**What you will do:** Go over the entries below line by line, copying each one that contains the word "секунд".

-- Start of Information provided --

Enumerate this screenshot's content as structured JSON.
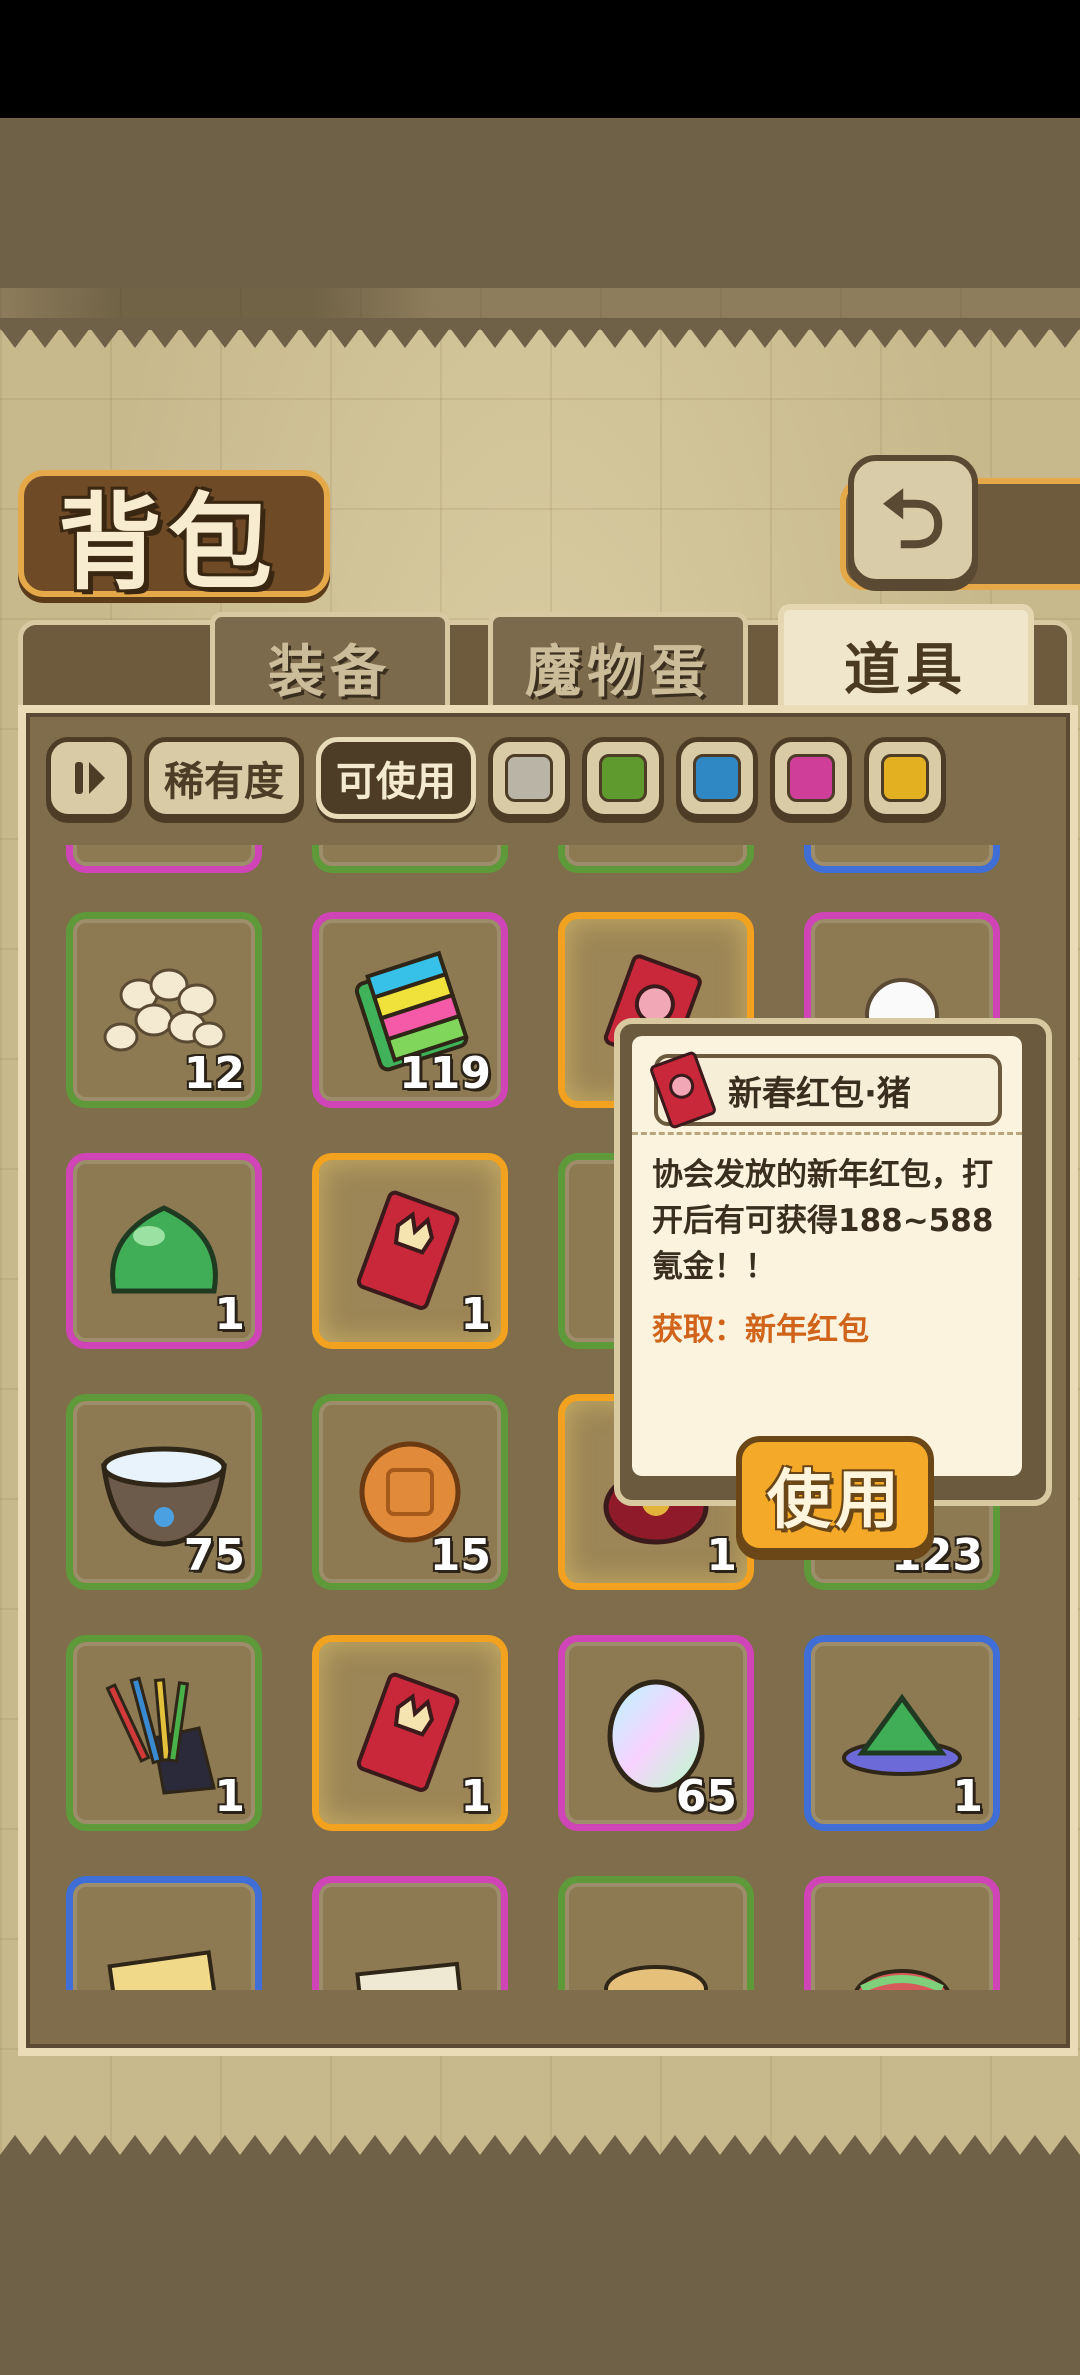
{
  "header": {
    "title": "背包"
  },
  "tabs": [
    {
      "label": "装备",
      "active": false
    },
    {
      "label": "魔物蛋",
      "active": false
    },
    {
      "label": "道具",
      "active": true
    }
  ],
  "filters": {
    "sort_icon": "pause-sort-icon",
    "rarity_label": "稀有度",
    "usable_label": "可使用",
    "swatches": [
      "#b9b4a6",
      "#5f9a2e",
      "#2f88c4",
      "#cf3f9a",
      "#e3b021"
    ]
  },
  "items": [
    {
      "icon": "lotus-seeds-icon",
      "qty": "12",
      "rarity": "green"
    },
    {
      "icon": "rainbow-book-icon",
      "qty": "119",
      "rarity": "pink"
    },
    {
      "icon": "red-envelope-pig-icon",
      "qty": "",
      "rarity": "gold"
    },
    {
      "icon": "white-ball-icon",
      "qty": "",
      "rarity": "pink"
    },
    {
      "icon": "green-slime-icon",
      "qty": "1",
      "rarity": "pink"
    },
    {
      "icon": "anniversary-envelope-icon",
      "qty": "1",
      "rarity": "gold"
    },
    {
      "icon": "hidden-item-icon",
      "qty": "",
      "rarity": "green"
    },
    {
      "icon": "hidden-item-icon",
      "qty": "",
      "rarity": "green"
    },
    {
      "icon": "water-bowl-icon",
      "qty": "75",
      "rarity": "green"
    },
    {
      "icon": "mooncake-icon",
      "qty": "15",
      "rarity": "green"
    },
    {
      "icon": "lucky-bag-icon",
      "qty": "1",
      "rarity": "gold"
    },
    {
      "icon": "herb-icon",
      "qty": "123",
      "rarity": "green"
    },
    {
      "icon": "chopsticks-icon",
      "qty": "1",
      "rarity": "green"
    },
    {
      "icon": "anniversary-envelope-icon",
      "qty": "1",
      "rarity": "gold"
    },
    {
      "icon": "rainbow-egg-icon",
      "qty": "65",
      "rarity": "pink"
    },
    {
      "icon": "zongzi-icon",
      "qty": "1",
      "rarity": "blue"
    },
    {
      "icon": "card-icon",
      "qty": "",
      "rarity": "blue"
    },
    {
      "icon": "banknotes-icon",
      "qty": "",
      "rarity": "pink"
    },
    {
      "icon": "basket-icon",
      "qty": "",
      "rarity": "green"
    },
    {
      "icon": "meat-icon",
      "qty": "",
      "rarity": "pink"
    }
  ],
  "popup": {
    "title": "新春红包·猪",
    "description": "协会发放的新年红包，打开后有可获得188~588氪金！！",
    "source": "获取：新年红包",
    "use_label": "使用"
  }
}
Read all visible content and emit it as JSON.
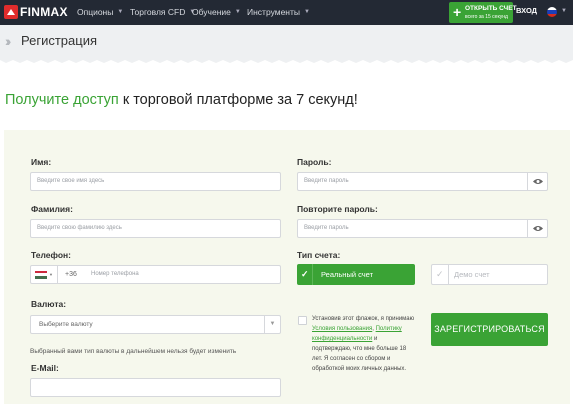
{
  "header": {
    "logo_text": "FINMAX",
    "nav": [
      {
        "label": "Опционы"
      },
      {
        "label": "Торговля CFD"
      },
      {
        "label": "Обучение"
      },
      {
        "label": "Инструменты"
      }
    ],
    "open_account": {
      "line1": "ОТКРЫТЬ СЧЕТ",
      "line2": "всего за 15 секунд"
    },
    "login_label": "ВХОД",
    "language_icon": "russian-flag-icon"
  },
  "breadcrumb": {
    "title": "Регистрация"
  },
  "headline": {
    "highlight": "Получите доступ",
    "rest": " к торговой платформе за 7 секунд!"
  },
  "form": {
    "name": {
      "label": "Имя:",
      "placeholder": "Введите свое имя здесь"
    },
    "surname": {
      "label": "Фамилия:",
      "placeholder": "Введите свою фамилию здесь"
    },
    "phone": {
      "label": "Телефон:",
      "code": "+36",
      "placeholder": "Номер телефона",
      "flag_icon": "hungary-flag-icon"
    },
    "currency": {
      "label": "Валюта:",
      "selected": "Выберите валюту"
    },
    "currency_note": "Выбранный вами тип валюты в дальнейшем нельзя будет изменить",
    "email": {
      "label": "E-Mail:"
    },
    "password": {
      "label": "Пароль:",
      "placeholder": "Введите пароль"
    },
    "password_repeat": {
      "label": "Повторите пароль:",
      "placeholder": "Введите пароль"
    },
    "account_type": {
      "label": "Тип счета:",
      "real": "Реальный счет",
      "demo": "Демо счет",
      "selected": "real"
    },
    "agreement": {
      "text1": "Установив этот флажок, я принимаю ",
      "link1": "Условия пользования",
      "text2": ", ",
      "link2": "Политику конфиденциальности",
      "text3": " и подтверждаю, что мне больше 18 лет. Я согласен со сбором и обработкой моих личных данных."
    },
    "submit_label": "ЗАРЕГИСТРИРОВАТЬСЯ"
  },
  "colors": {
    "accent_green": "#3aa335",
    "topbar": "#232934",
    "panel": "#f6f8ed",
    "breadcrumb_bg": "#eef0f2"
  }
}
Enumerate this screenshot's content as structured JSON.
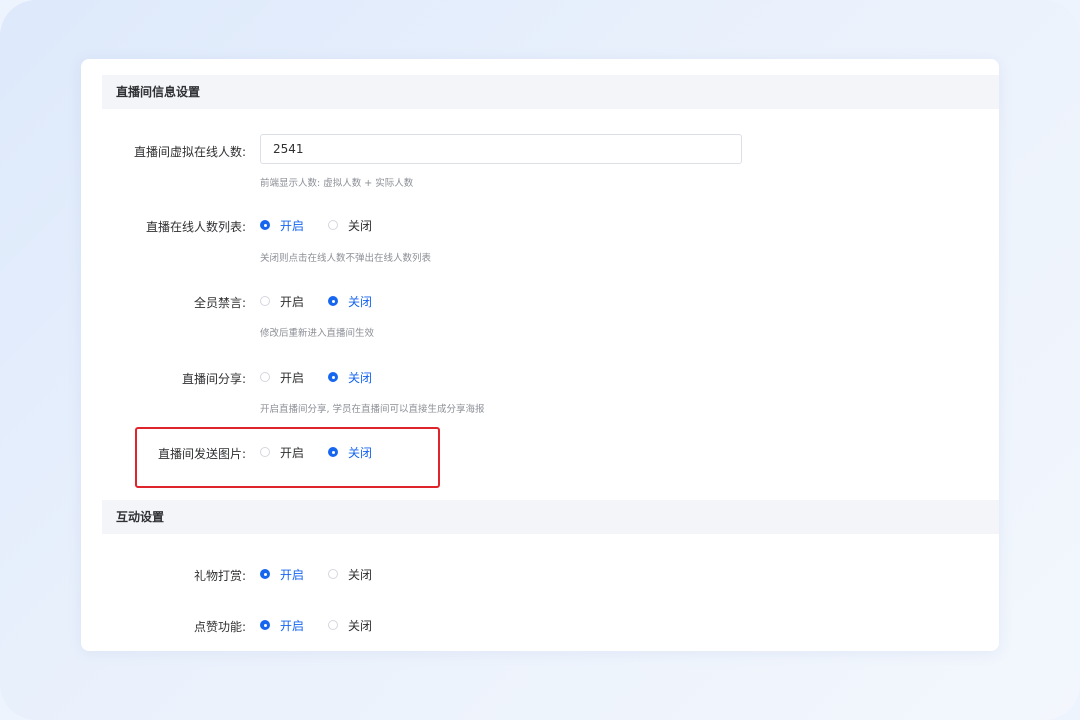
{
  "sections": {
    "live_info": {
      "title": "直播间信息设置"
    },
    "interaction": {
      "title": "互动设置"
    }
  },
  "options": {
    "on": "开启",
    "off": "关闭"
  },
  "rows": {
    "virtual_online": {
      "label": "直播间虚拟在线人数:",
      "value": "2541",
      "hint": "前端显示人数: 虚拟人数 + 实际人数"
    },
    "online_list": {
      "label": "直播在线人数列表:",
      "selected": "on",
      "hint": "关闭则点击在线人数不弹出在线人数列表"
    },
    "mute_all": {
      "label": "全员禁言:",
      "selected": "off",
      "hint": "修改后重新进入直播间生效"
    },
    "share": {
      "label": "直播间分享:",
      "selected": "off",
      "hint": "开启直播间分享, 学员在直播间可以直接生成分享海报"
    },
    "send_image": {
      "label": "直播间发送图片:",
      "selected": "off"
    },
    "gift": {
      "label": "礼物打赏:",
      "selected": "on"
    },
    "like": {
      "label": "点赞功能:",
      "selected": "on"
    }
  },
  "colors": {
    "accent": "#1766f0",
    "highlight_border": "#e0242b",
    "section_bg": "#f3f5f8"
  }
}
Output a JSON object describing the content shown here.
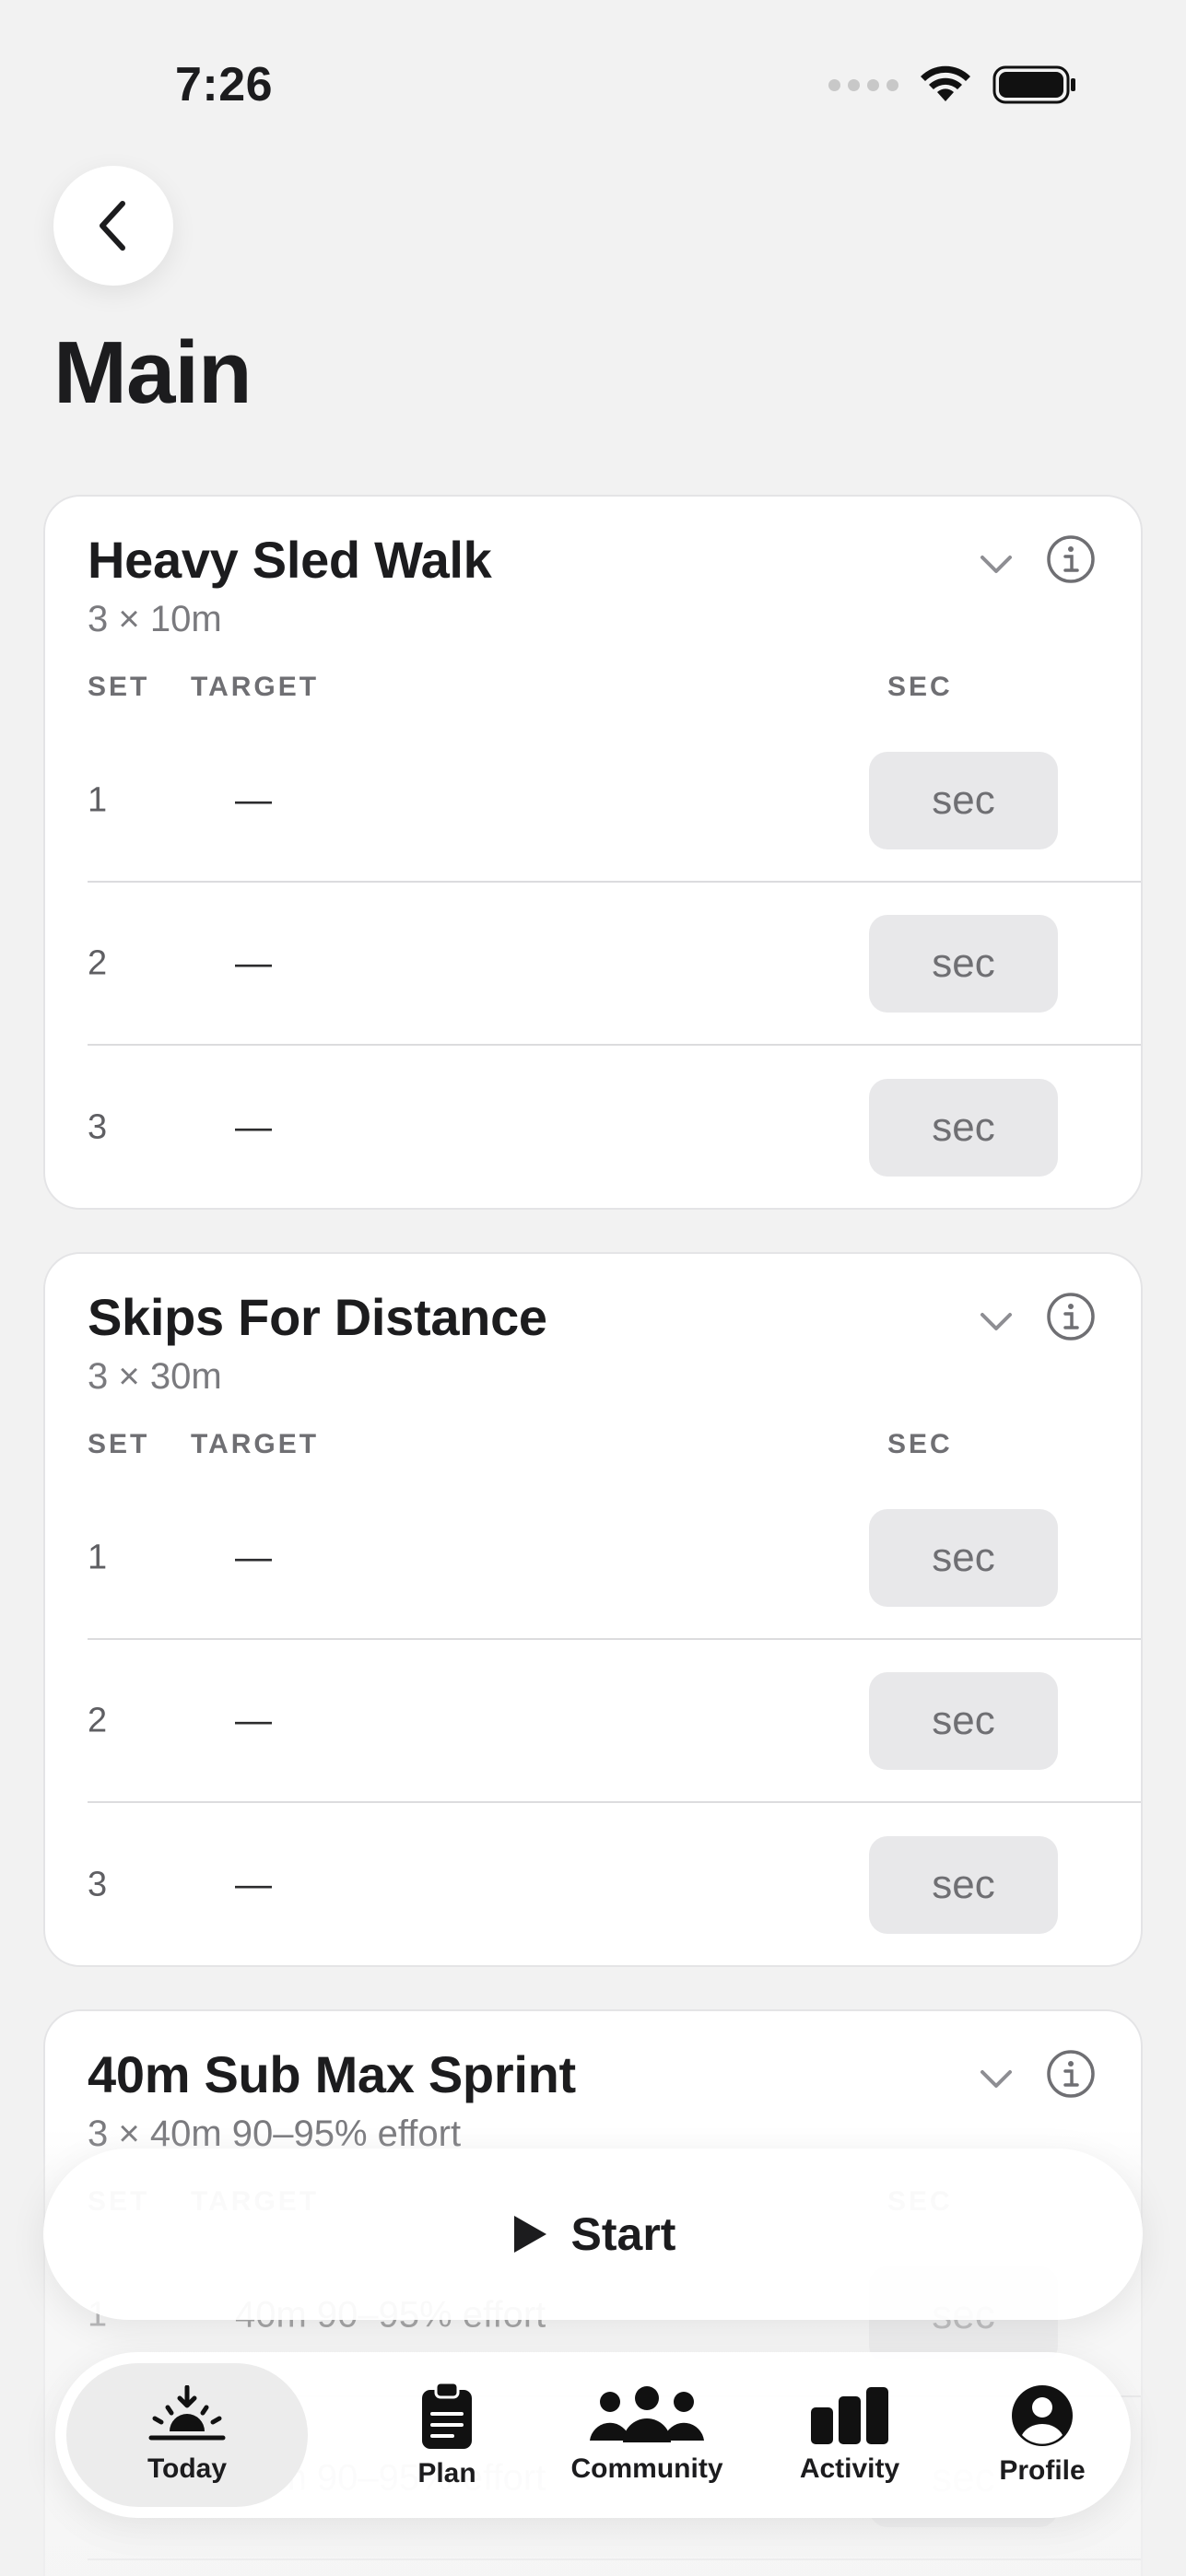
{
  "status_bar": {
    "time": "7:26"
  },
  "header": {
    "title": "Main"
  },
  "columns": {
    "set": "SET",
    "target": "TARGET",
    "sec": "SEC"
  },
  "exercises": [
    {
      "name": "Heavy Sled Walk",
      "prescription": "3 × 10m",
      "rows": [
        {
          "set": "1",
          "target": "—",
          "sec_placeholder": "sec"
        },
        {
          "set": "2",
          "target": "—",
          "sec_placeholder": "sec"
        },
        {
          "set": "3",
          "target": "—",
          "sec_placeholder": "sec"
        }
      ]
    },
    {
      "name": "Skips For Distance",
      "prescription": "3 × 30m",
      "rows": [
        {
          "set": "1",
          "target": "—",
          "sec_placeholder": "sec"
        },
        {
          "set": "2",
          "target": "—",
          "sec_placeholder": "sec"
        },
        {
          "set": "3",
          "target": "—",
          "sec_placeholder": "sec"
        }
      ]
    },
    {
      "name": "40m Sub Max Sprint",
      "prescription": "3 × 40m 90–95% effort",
      "rows": [
        {
          "set": "1",
          "target": "40m 90–95% effort",
          "sec_placeholder": "sec"
        },
        {
          "set": "2",
          "target": "40m 90–95% effort",
          "sec_placeholder": "sec"
        }
      ]
    }
  ],
  "start_button": {
    "label": "Start"
  },
  "tabbar": {
    "tabs": [
      {
        "label": "Today",
        "icon": "sunrise-icon",
        "selected": true
      },
      {
        "label": "Plan",
        "icon": "clipboard-icon"
      },
      {
        "label": "Community",
        "icon": "people-icon"
      },
      {
        "label": "Activity",
        "icon": "bar-chart-icon"
      },
      {
        "label": "Profile",
        "icon": "person-circle-icon"
      }
    ]
  },
  "colors": {
    "background": "#f2f2f2",
    "card": "#ffffff",
    "sec_field": "#e8e8ea",
    "text": "#1c1c1e",
    "muted": "#7a7a7e"
  }
}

-- End of Information provided --

**The solution:**
      "line2": "всего за 15 секунд"
    "rest": " к торговой платформе за 7 секунд!"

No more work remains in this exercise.